As a specialist for Waste as well as Packaging, plastics have featured in a lot of client and colleague conversations over the past few months.
In particular, a lot of mid-sized businesses have been shocked by the increase in the cost of meeting their statutory Packaging Obligation. These are businesses turning over >£2m and handling more than 50 tonnes of packaging. Required to submit an annual return, and then to purchase PRNs (Packaging Recovery Notes) to offset their packaging consumption.
So why plastics, what plastics are involved, and why has the cost risen so dramatically?
Around 20% of the UKs 11.5m packaging waste in 2017 was plastic (by weight – volume may be higher), and 40% of plastic production is for packaging. David Attenborough’s Blue Planet was a wake-up call and opened many people’s eyes to where waste plastic is ending up, but national governments had already started to address the issue.
This was a problem the UK had traditionally solved by exporting waste plastic to the Far East for recycling, largely washing it’s hands of the problem. However, from the start of 2018, China closed its doors to these imports, and since then other countries including Malaysia and the Philippines have imposed controls as well.

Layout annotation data
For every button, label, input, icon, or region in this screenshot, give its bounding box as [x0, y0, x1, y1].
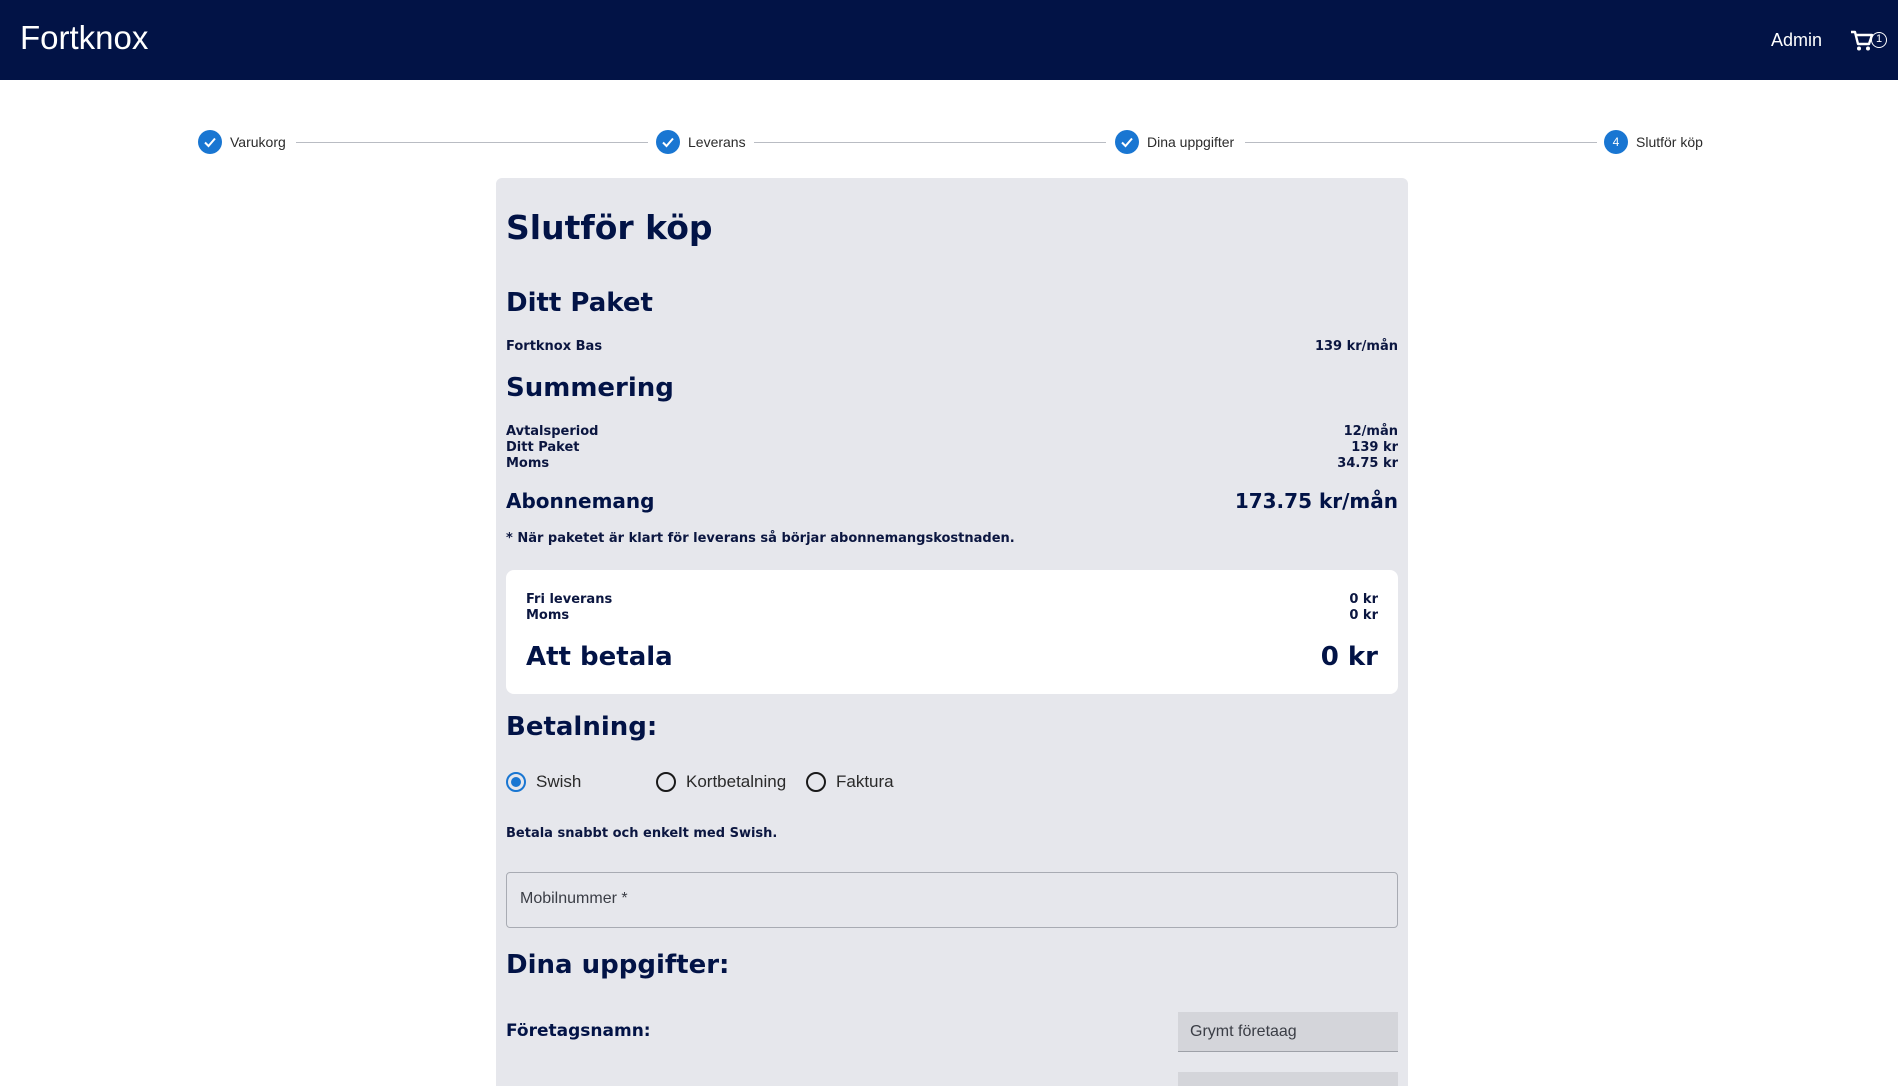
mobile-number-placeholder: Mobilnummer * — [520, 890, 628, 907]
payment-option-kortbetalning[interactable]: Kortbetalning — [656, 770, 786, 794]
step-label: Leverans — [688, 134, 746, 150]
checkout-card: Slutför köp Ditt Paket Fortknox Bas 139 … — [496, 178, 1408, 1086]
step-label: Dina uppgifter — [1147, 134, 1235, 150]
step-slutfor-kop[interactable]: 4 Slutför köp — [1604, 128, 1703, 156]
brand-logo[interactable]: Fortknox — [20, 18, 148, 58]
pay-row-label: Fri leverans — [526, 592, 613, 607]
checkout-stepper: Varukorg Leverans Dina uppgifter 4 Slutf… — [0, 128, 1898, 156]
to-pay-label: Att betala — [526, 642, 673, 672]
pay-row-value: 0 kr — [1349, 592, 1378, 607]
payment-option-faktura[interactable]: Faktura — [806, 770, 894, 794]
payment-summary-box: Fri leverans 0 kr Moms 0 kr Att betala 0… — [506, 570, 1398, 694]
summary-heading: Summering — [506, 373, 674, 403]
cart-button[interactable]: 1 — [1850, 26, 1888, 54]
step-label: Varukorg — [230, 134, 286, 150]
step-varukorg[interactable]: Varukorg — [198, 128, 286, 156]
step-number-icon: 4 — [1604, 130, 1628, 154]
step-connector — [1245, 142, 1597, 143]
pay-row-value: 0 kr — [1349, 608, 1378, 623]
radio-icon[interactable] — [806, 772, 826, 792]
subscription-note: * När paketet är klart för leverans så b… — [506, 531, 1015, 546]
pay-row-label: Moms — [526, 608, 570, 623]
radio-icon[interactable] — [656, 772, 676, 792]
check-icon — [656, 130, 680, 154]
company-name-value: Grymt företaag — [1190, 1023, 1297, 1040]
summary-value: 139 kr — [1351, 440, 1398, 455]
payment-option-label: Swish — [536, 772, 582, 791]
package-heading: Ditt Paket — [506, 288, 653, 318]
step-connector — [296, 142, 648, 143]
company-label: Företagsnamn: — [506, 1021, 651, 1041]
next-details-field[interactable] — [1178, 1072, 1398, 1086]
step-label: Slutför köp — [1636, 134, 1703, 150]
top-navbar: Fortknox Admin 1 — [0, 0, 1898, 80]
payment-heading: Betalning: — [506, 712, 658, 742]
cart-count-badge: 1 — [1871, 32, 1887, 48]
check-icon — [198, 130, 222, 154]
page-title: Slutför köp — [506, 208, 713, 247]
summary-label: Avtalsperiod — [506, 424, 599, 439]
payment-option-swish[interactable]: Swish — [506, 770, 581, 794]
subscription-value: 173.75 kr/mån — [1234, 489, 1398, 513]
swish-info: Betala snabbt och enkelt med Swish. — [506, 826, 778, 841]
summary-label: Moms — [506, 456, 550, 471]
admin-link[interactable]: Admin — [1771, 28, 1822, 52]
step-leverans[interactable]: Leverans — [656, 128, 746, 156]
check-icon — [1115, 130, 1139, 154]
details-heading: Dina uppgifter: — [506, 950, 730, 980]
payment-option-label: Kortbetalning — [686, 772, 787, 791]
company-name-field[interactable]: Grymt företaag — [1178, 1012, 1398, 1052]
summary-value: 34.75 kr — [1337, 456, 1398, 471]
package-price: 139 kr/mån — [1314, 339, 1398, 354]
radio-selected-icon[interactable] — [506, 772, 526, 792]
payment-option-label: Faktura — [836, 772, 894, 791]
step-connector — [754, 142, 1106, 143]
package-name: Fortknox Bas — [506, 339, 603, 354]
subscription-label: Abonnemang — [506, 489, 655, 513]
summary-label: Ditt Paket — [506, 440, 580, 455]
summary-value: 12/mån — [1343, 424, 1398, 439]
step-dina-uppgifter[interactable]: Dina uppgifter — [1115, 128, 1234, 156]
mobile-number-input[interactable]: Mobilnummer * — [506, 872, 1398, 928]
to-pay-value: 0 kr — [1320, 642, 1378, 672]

Work to be completed:
Answer these questions from the passage on plastics and packaging costs:
1. What turnover and packaging tonnage mark the businesses that must meet the Packaging Obligation?
2. Roughly what share of the UK's 2017 packaging waste was plastic?
3. When did China stop accepting waste plastic imports?

Answer to the exercise:
1. Turnover over £2m and more than 50 tonnes of packaging handled.
2. Around 20% (by weight).
3. From the start of 2018.